• Objective: Repeat the records below exactly.

• Record set:
────────────────────

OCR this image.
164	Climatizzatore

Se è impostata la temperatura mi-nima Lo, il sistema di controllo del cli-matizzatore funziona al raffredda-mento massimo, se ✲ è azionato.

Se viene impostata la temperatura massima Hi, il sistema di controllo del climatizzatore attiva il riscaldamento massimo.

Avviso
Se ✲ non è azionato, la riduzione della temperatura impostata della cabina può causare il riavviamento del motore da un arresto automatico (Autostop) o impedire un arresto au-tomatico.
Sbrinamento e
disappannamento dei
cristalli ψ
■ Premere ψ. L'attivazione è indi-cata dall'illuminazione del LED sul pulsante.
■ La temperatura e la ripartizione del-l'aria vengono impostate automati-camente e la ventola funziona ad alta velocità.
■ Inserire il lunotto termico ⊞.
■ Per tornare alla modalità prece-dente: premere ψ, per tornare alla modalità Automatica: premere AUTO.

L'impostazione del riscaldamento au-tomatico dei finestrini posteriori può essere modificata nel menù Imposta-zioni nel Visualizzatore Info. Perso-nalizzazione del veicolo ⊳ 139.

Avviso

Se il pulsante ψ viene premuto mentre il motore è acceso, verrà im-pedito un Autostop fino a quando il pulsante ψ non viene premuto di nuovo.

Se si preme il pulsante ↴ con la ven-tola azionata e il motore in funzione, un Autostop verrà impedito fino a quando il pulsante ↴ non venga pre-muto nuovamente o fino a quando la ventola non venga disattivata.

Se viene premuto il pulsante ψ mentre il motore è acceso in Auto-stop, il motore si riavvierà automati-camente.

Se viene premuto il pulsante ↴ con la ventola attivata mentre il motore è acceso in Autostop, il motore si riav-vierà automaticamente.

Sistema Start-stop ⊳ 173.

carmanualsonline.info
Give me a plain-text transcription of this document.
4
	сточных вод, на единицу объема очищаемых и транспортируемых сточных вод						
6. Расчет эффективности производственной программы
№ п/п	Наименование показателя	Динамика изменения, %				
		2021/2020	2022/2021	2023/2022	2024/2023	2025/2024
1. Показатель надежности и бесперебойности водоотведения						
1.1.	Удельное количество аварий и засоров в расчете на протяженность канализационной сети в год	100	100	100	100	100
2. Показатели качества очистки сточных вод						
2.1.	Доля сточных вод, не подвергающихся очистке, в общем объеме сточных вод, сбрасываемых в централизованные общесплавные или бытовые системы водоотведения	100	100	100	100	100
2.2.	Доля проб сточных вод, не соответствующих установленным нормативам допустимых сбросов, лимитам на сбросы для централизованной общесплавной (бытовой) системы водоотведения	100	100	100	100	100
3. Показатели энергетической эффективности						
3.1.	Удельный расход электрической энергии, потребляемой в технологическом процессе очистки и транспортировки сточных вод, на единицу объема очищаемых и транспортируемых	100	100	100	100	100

────────────────────

• Task output:
OCR this image.
164	Climatizzatore

Se è impostata la temperatura mi-nima Lo, il sistema di controllo del cli-matizzatore funziona al raffredda-mento massimo, se ✲ è azionato.

Se viene impostata la temperatura massima Hi, il sistema di controllo del climatizzatore attiva il riscaldamento massimo.

Avviso
Se ✲ non è azionato, la riduzione della temperatura impostata della cabina può causare il riavviamento del motore da un arresto automatico (Autostop) o impedire un arresto au-tomatico.
Sbrinamento e
disappannamento dei
cristalli ψ
■ Premere ψ. L'attivazione è indi-cata dall'illuminazione del LED sul pulsante.
■ La temperatura e la ripartizione del-l'aria vengono impostate automati-camente e la ventola funziona ad alta velocità.
■ Inserire il lunotto termico ⊞.
■ Per tornare alla modalità prece-dente: premere ψ, per tornare alla modalità Automatica: premere AUTO.

L'impostazione del riscaldamento au-tomatico dei finestrini posteriori può essere modificata nel menù Imposta-zioni nel Visualizzatore Info. Perso-nalizzazione del veicolo ⊳ 139.

Avviso

Se il pulsante ψ viene premuto mentre il motore è acceso, verrà im-pedito un Autostop fino a quando il pulsante ψ non viene premuto di nuovo.

Se si preme il pulsante ↴ con la ven-tola azionata e il motore in funzione, un Autostop verrà impedito fino a quando il pulsante ↴ non venga pre-muto nuovamente o fino a quando la ventola non venga disattivata.

Se viene premuto il pulsante ψ mentre il motore è acceso in Auto-stop, il motore si riavvierà automati-camente.

Se viene premuto il pulsante ↴ con la ventola attivata mentre il motore è acceso in Autostop, il motore si riav-vierà automaticamente.

Sistema Start-stop ⊳ 173.

carmanualsonline.info
Give me a plain-text transcription of this document.
4
	сточных вод, на единицу объема очищаемых и транспортируемых сточных вод						
6. Расчет эффективности производственной программы
№ п/п	Наименование показателя	Динамика изменения, %				
		2021/2020	2022/2021	2023/2022	2024/2023	2025/2024
1. Показатель надежности и бесперебойности водоотведения						
1.1.	Удельное количество аварий и засоров в расчете на протяженность канализационной сети в год	100	100	100	100	100
2. Показатели качества очистки сточных вод						
2.1.	Доля сточных вод, не подвергающихся очистке, в общем объеме сточных вод, сбрасываемых в централизованные общесплавные или бытовые системы водоотведения	100	100	100	100	100
2.2.	Доля проб сточных вод, не соответствующих установленным нормативам допустимых сбросов, лимитам на сбросы для централизованной общесплавной (бытовой) системы водоотведения	100	100	100	100	100
3. Показатели энергетической эффективности						
3.1.	Удельный расход электрической энергии, потребляемой в технологическом процессе очистки и транспортировки сточных вод, на единицу объема очищаемых и транспортируемых	100	100	100	100	100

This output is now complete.